- JOB:
Go over the entries below line by line, copying each one that contains the word "tools".

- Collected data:
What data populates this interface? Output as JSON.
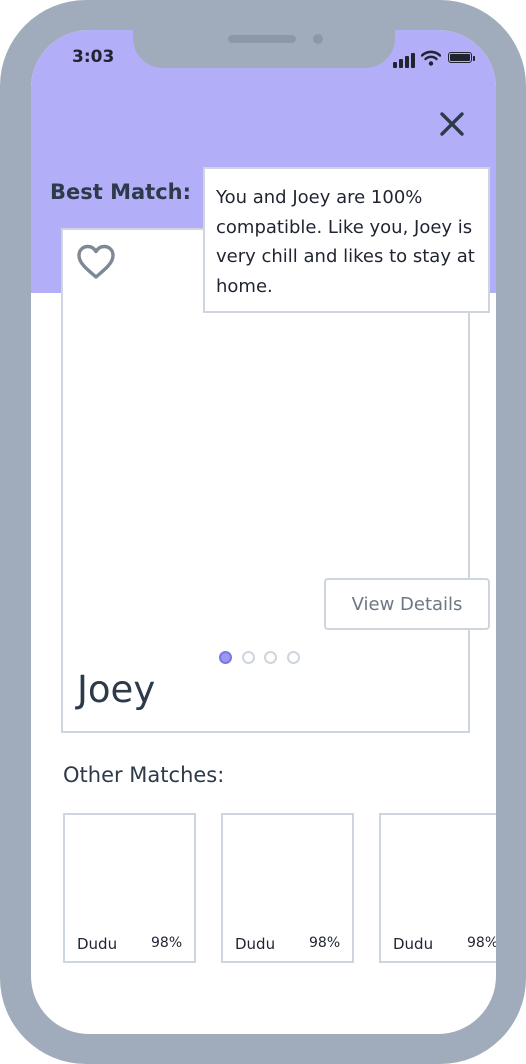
{
  "status_bar": {
    "time": "3:03"
  },
  "best_match": {
    "label": "Best Match:",
    "name": "Joey",
    "compatibility_text": "You and Joey are 100%\ncompatible. Like you, Joey is\nvery chill and likes to stay at\nhome.",
    "view_details_label": "View Details",
    "photo_count": 4,
    "active_photo_index": 0
  },
  "other_matches": {
    "label": "Other Matches:",
    "items": [
      {
        "name": "Dudu",
        "percent": "98%"
      },
      {
        "name": "Dudu",
        "percent": "98%"
      },
      {
        "name": "Dudu",
        "percent": "98%"
      }
    ]
  },
  "colors": {
    "header_accent": "#b2aef7",
    "frame": "#a0acbb",
    "active_dot": "#9d97f0",
    "text_dark": "#2d3a4a"
  }
}
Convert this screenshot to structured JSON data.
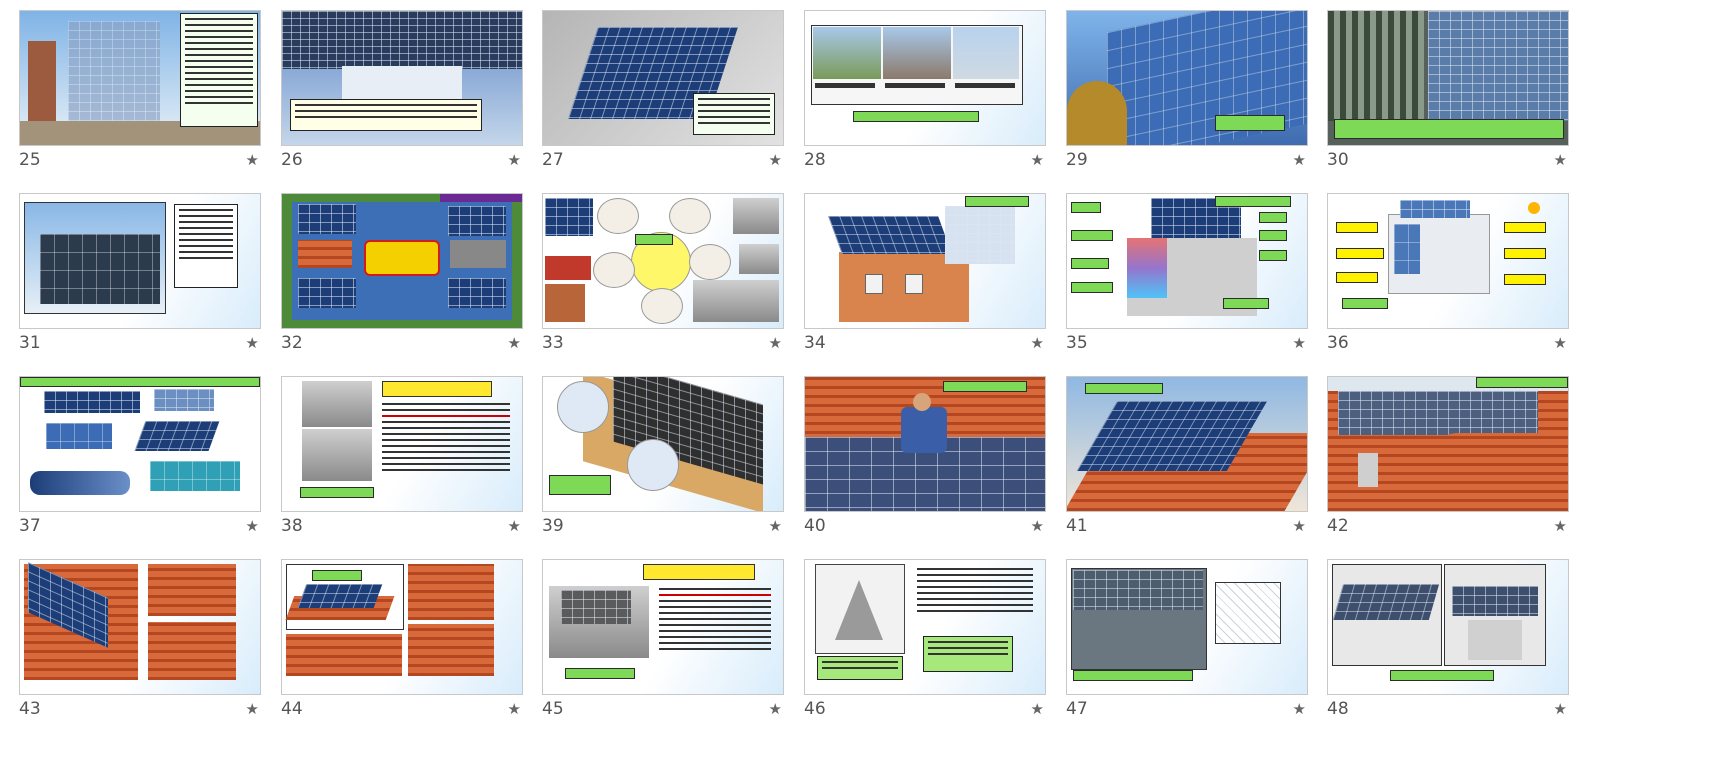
{
  "slides": [
    {
      "number": "25",
      "type": "facade"
    },
    {
      "number": "26",
      "type": "canopy"
    },
    {
      "number": "27",
      "type": "roof-aerial"
    },
    {
      "number": "28",
      "type": "houses"
    },
    {
      "number": "29",
      "type": "glass-building"
    },
    {
      "number": "30",
      "type": "facade-wide"
    },
    {
      "number": "31",
      "type": "office-text"
    },
    {
      "number": "32",
      "type": "bipv-products"
    },
    {
      "number": "33",
      "type": "bipv-technologies"
    },
    {
      "number": "34",
      "type": "house-diagram"
    },
    {
      "number": "35",
      "type": "house-diagram-2"
    },
    {
      "number": "36",
      "type": "building-labels"
    },
    {
      "number": "37",
      "type": "bipv-types"
    },
    {
      "number": "38",
      "type": "text-photos"
    },
    {
      "number": "39",
      "type": "roof-section"
    },
    {
      "number": "40",
      "type": "worker-roof"
    },
    {
      "number": "41",
      "type": "rack-roof"
    },
    {
      "number": "42",
      "type": "tile-roof"
    },
    {
      "number": "43",
      "type": "tile-collage"
    },
    {
      "number": "44",
      "type": "mount-collage"
    },
    {
      "number": "45",
      "type": "text-old-photo"
    },
    {
      "number": "46",
      "type": "sketch-text"
    },
    {
      "number": "47",
      "type": "steel-frame"
    },
    {
      "number": "48",
      "type": "shed-render"
    }
  ],
  "star_icon": "★",
  "colors": {
    "label_green": "#7ed957",
    "label_yellow": "#fff200",
    "panel_blue": "#1c3d78"
  }
}
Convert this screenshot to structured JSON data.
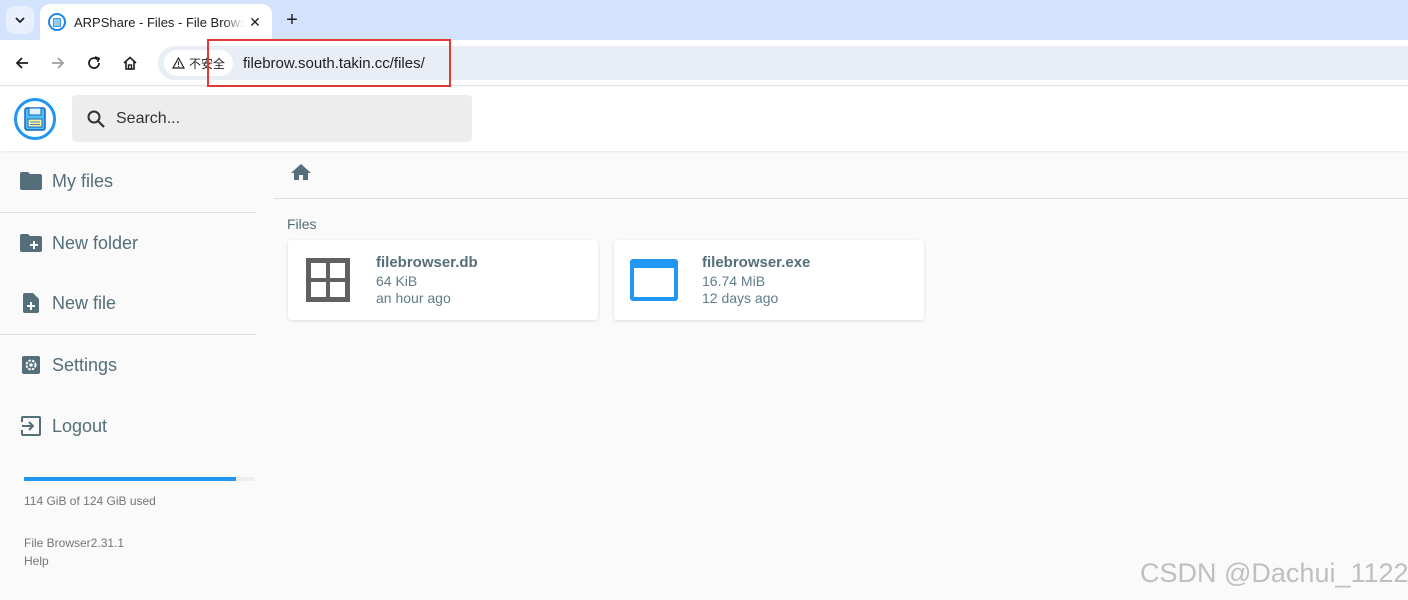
{
  "browser": {
    "tab_title": "ARPShare - Files - File Browser",
    "tab_close": "✕",
    "new_tab": "+",
    "security_label": "不安全",
    "url": "filebrow.south.takin.cc/files/"
  },
  "header": {
    "search_placeholder": "Search..."
  },
  "sidebar": {
    "items": [
      {
        "label": "My files",
        "icon": "folder-icon"
      },
      {
        "label": "New folder",
        "icon": "create-new-folder-icon"
      },
      {
        "label": "New file",
        "icon": "note-add-icon"
      },
      {
        "label": "Settings",
        "icon": "settings-icon"
      },
      {
        "label": "Logout",
        "icon": "exit-icon"
      }
    ],
    "usage_fraction": 0.92,
    "usage_text": "114 GiB of 124 GiB used",
    "version": "File Browser2.31.1",
    "help": "Help"
  },
  "main": {
    "section_title": "Files",
    "files": [
      {
        "name": "filebrowser.db",
        "size": "64 KiB",
        "modified": "an hour ago",
        "icon": "grid-icon"
      },
      {
        "name": "filebrowser.exe",
        "size": "16.74 MiB",
        "modified": "12 days ago",
        "icon": "application-window-icon"
      }
    ]
  },
  "colors": {
    "accent": "#2196f3",
    "sidebar_text": "#546e7a",
    "highlight_box": "#e53935"
  },
  "watermark": "CSDN @Dachui_1122"
}
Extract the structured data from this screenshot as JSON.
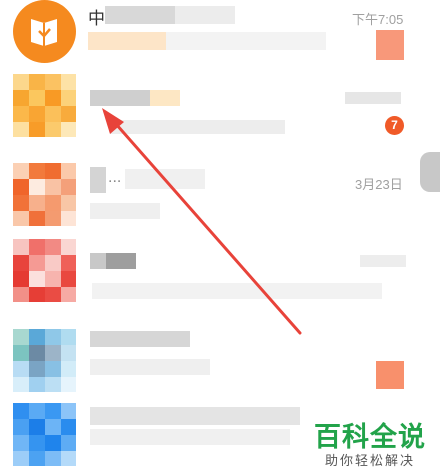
{
  "conversations": [
    {
      "title": "中",
      "time": "下午7:05",
      "badge": "",
      "avatar_icon": "book-icon",
      "avatar_color": "#f58a1f"
    },
    {
      "title": "",
      "time": "",
      "badge": "7",
      "avatar_icon": "pixelated-avatar",
      "avatar_color": "#f7a630"
    },
    {
      "title": "",
      "time": "3月23日",
      "badge": "",
      "avatar_icon": "pixelated-avatar",
      "avatar_color": "#f07a3c"
    },
    {
      "title": "",
      "time": "",
      "badge": "",
      "avatar_icon": "pixelated-avatar",
      "avatar_color": "#e8443c"
    },
    {
      "title": "",
      "time": "",
      "badge": "",
      "avatar_icon": "pixelated-avatar",
      "avatar_color": "#5aa8d8"
    },
    {
      "title": "",
      "time": "",
      "badge": "",
      "avatar_icon": "pixelated-avatar",
      "avatar_color": "#2f8ff0"
    }
  ],
  "annotation": {
    "icon": "red-arrow-icon",
    "color": "#e8433a"
  },
  "watermark": {
    "title": "百科全说",
    "subtitle": "助你轻松解决",
    "color": "#22a34a"
  }
}
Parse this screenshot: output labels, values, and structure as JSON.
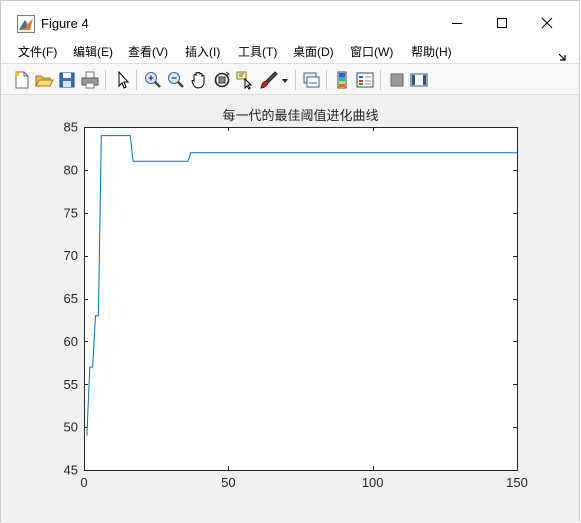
{
  "window": {
    "title": "Figure 4"
  },
  "menu": {
    "items": [
      "文件(F)",
      "编辑(E)",
      "查看(V)",
      "插入(I)",
      "工具(T)",
      "桌面(D)",
      "窗口(W)",
      "帮助(H)"
    ]
  },
  "toolbar": {
    "icons": [
      "new-figure-icon",
      "open-file-icon",
      "save-icon",
      "print-icon",
      "edit-plot-arrow-icon",
      "zoom-in-icon",
      "zoom-out-icon",
      "pan-hand-icon",
      "rotate-3d-icon",
      "data-cursor-icon",
      "brush-icon",
      "brush-dropdown-icon",
      "link-plot-icon",
      "insert-colorbar-icon",
      "insert-legend-icon",
      "hide-plot-tools-icon",
      "show-plot-tools-icon"
    ]
  },
  "chart_data": {
    "type": "line",
    "title": "每一代的最佳阈值进化曲线",
    "xlabel": "",
    "ylabel": "",
    "xlim": [
      0,
      150
    ],
    "ylim": [
      45,
      85
    ],
    "xticks": [
      0,
      50,
      100,
      150
    ],
    "yticks": [
      45,
      50,
      55,
      60,
      65,
      70,
      75,
      80,
      85
    ],
    "grid": false,
    "color": "#0072BD",
    "series": [
      {
        "x": [
          1,
          2,
          3,
          4,
          5,
          6,
          7,
          15,
          16,
          17,
          18,
          35,
          36,
          37,
          150
        ],
        "values": [
          49,
          57,
          57,
          63,
          63,
          84,
          84,
          84,
          84,
          81,
          81,
          81,
          81,
          82,
          82
        ]
      }
    ]
  }
}
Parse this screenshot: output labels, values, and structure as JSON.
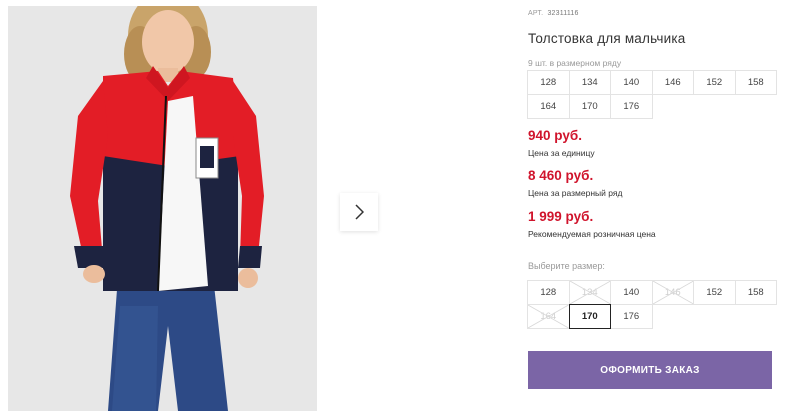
{
  "product": {
    "article_label": "АРТ.",
    "article_number": "32311116",
    "title": "Толстовка для мальчика",
    "range_note": "9 шт. в размерном ряду",
    "range_sizes": [
      "128",
      "134",
      "140",
      "146",
      "152",
      "158",
      "164",
      "170",
      "176"
    ]
  },
  "prices": {
    "unit_price": "940 руб.",
    "unit_label": "Цена за единицу",
    "range_price": "8 460 руб.",
    "range_label": "Цена за размерный ряд",
    "retail_price": "1 999 руб.",
    "retail_label": "Рекомендуемая розничная цена"
  },
  "size_select": {
    "label": "Выберите размер:",
    "options": [
      {
        "size": "128",
        "available": true
      },
      {
        "size": "134",
        "available": false
      },
      {
        "size": "140",
        "available": true
      },
      {
        "size": "146",
        "available": false
      },
      {
        "size": "152",
        "available": true
      },
      {
        "size": "158",
        "available": true
      },
      {
        "size": "164",
        "available": false
      },
      {
        "size": "170",
        "available": true,
        "selected": true
      },
      {
        "size": "176",
        "available": true
      }
    ]
  },
  "actions": {
    "order_label": "ОФОРМИТЬ ЗАКАЗ",
    "next_icon": "chevron-right-icon"
  },
  "colors": {
    "price_red": "#d0142c",
    "button_purple": "#7b65a6"
  }
}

- RIGHT ANSWER:
      "hide-plot-tools-icon",
      "show-plot-tools-icon"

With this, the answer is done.